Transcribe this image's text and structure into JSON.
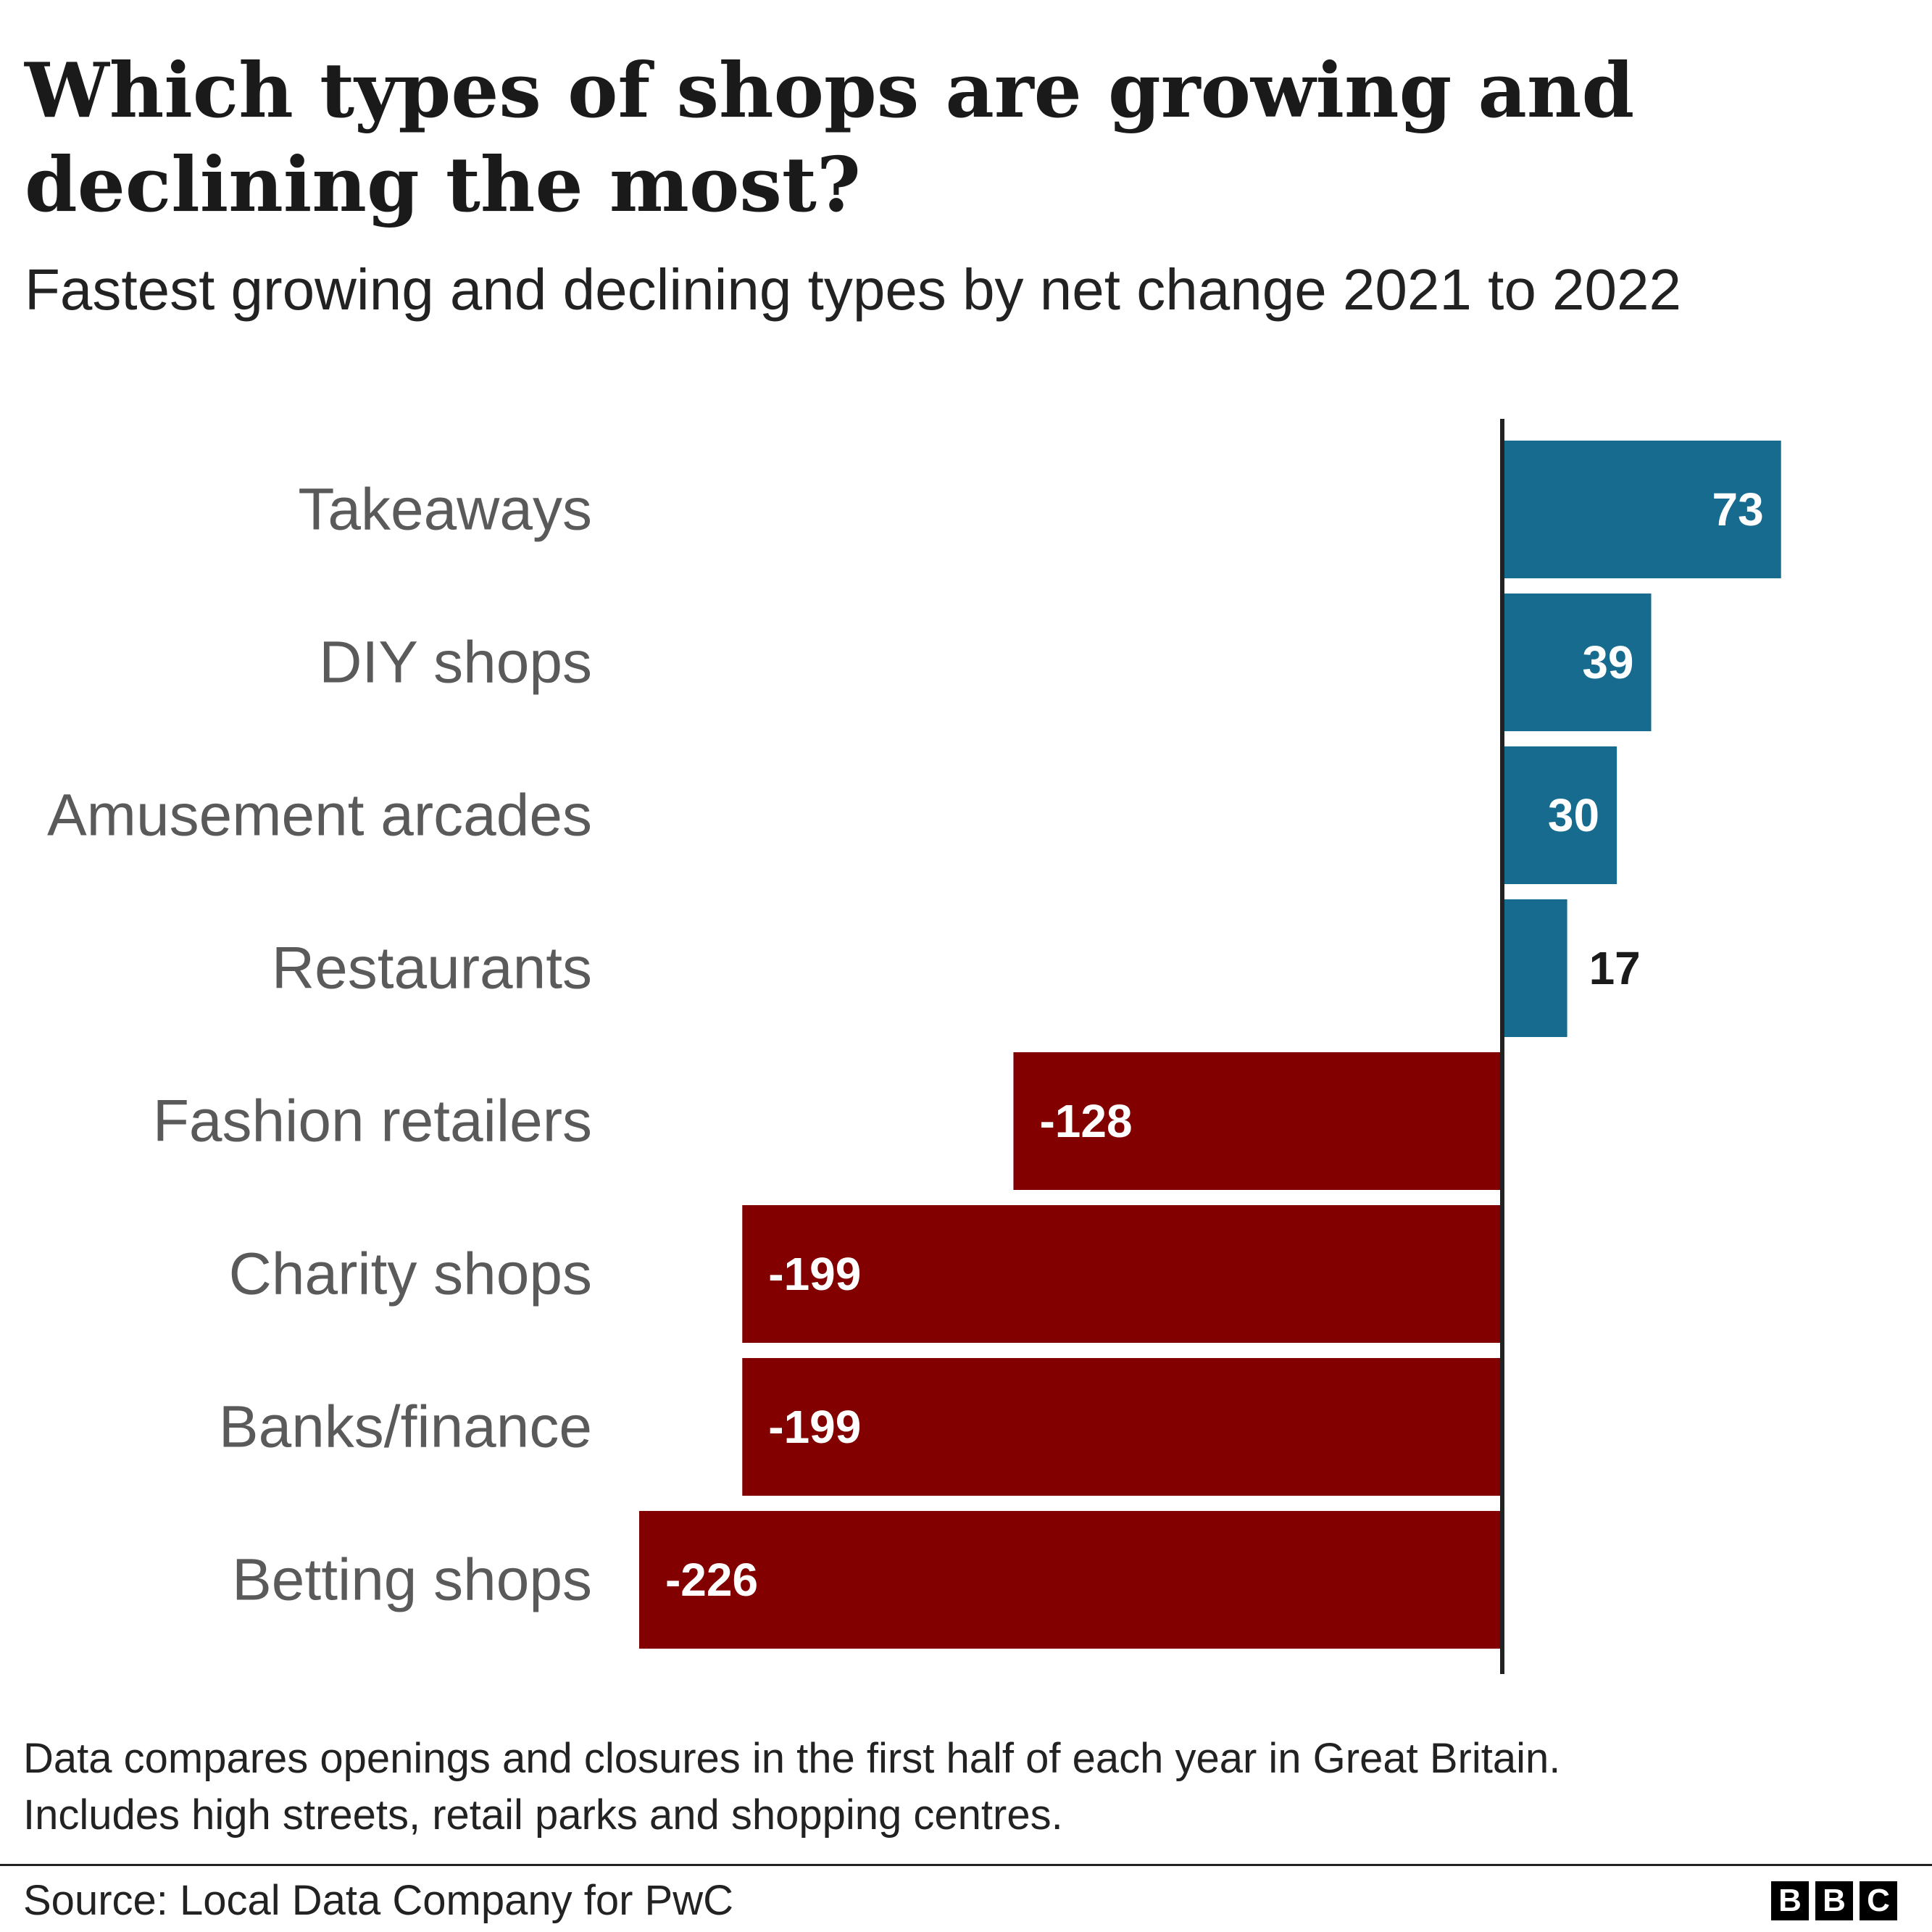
{
  "header": {
    "title": "Which types of shops are growing and declining the most?",
    "subtitle": "Fastest growing and declining types by net change 2021 to 2022"
  },
  "footer": {
    "note_line1": "Data compares openings and closures in the first half of each year in Great Britain.",
    "note_line2": "Includes high streets, retail parks and shopping centres.",
    "source": "Source: Local Data Company for PwC",
    "logo_letters": [
      "B",
      "B",
      "C"
    ]
  },
  "colors": {
    "positive": "#176b8f",
    "negative": "#820000",
    "axis": "#222222",
    "label_inside": "#ffffff",
    "label_outside": "#1a1a1a"
  },
  "chart_data": {
    "type": "bar",
    "orientation": "horizontal",
    "title": "Which types of shops are growing and declining the most?",
    "subtitle": "Fastest growing and declining types by net change 2021 to 2022",
    "categories": [
      "Takeaways",
      "DIY shops",
      "Amusement arcades",
      "Restaurants",
      "Fashion retailers",
      "Charity shops",
      "Banks/finance",
      "Betting shops"
    ],
    "values": [
      73,
      39,
      30,
      17,
      -128,
      -199,
      -199,
      -226
    ],
    "value_labels": [
      "73",
      "39",
      "30",
      "17",
      "-128",
      "-199",
      "-199",
      "-226"
    ],
    "xlim": [
      -226,
      73
    ],
    "xlabel": "",
    "ylabel": "",
    "grid": false,
    "legend": "none"
  }
}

--*--

Exercise brief
Write out the listing above exactly as it stands, pictures excluded.

Result of this exercise
Transcribe this image's text and structure into JSON.
{
  "header": {
    "title": "Which types of shops are growing and declining the most?",
    "subtitle": "Fastest growing and declining types by net change 2021 to 2022"
  },
  "footer": {
    "note_line1": "Data compares openings and closures in the first half of each year in Great Britain.",
    "note_line2": "Includes high streets, retail parks and shopping centres.",
    "source": "Source: Local Data Company for PwC",
    "logo_letters": [
      "B",
      "B",
      "C"
    ]
  },
  "colors": {
    "positive": "#176b8f",
    "negative": "#820000",
    "axis": "#222222",
    "label_inside": "#ffffff",
    "label_outside": "#1a1a1a"
  },
  "chart_data": {
    "type": "bar",
    "orientation": "horizontal",
    "title": "Which types of shops are growing and declining the most?",
    "subtitle": "Fastest growing and declining types by net change 2021 to 2022",
    "categories": [
      "Takeaways",
      "DIY shops",
      "Amusement arcades",
      "Restaurants",
      "Fashion retailers",
      "Charity shops",
      "Banks/finance",
      "Betting shops"
    ],
    "values": [
      73,
      39,
      30,
      17,
      -128,
      -199,
      -199,
      -226
    ],
    "value_labels": [
      "73",
      "39",
      "30",
      "17",
      "-128",
      "-199",
      "-199",
      "-226"
    ],
    "xlim": [
      -226,
      73
    ],
    "xlabel": "",
    "ylabel": "",
    "grid": false,
    "legend": "none"
  }
}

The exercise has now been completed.